Set task >>
Transcribe the data that follows precisely, omitting nothing.

* start Records supplied *

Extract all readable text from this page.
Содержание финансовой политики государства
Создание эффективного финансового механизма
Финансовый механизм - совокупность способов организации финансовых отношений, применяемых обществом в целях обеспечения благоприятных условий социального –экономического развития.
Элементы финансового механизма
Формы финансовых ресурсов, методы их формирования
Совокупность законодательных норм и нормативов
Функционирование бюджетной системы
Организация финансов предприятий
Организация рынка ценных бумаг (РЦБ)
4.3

* end Records supplied *

Task result >>
Extract all readable text from this page.
Содержание финансовой политики государства
Создание эффективного финансового механизма
Финансовый механизм - совокупность способов организации финансовых отношений, применяемых обществом в целях обеспечения благоприятных условий социального –экономического развития.
Элементы финансового механизма
Формы финансовых ресурсов, методы их формирования
Совокупность законодательных норм и нормативов
Функционирование бюджетной системы
Организация финансов предприятий
Организация рынка ценных бумаг (РЦБ)
4.3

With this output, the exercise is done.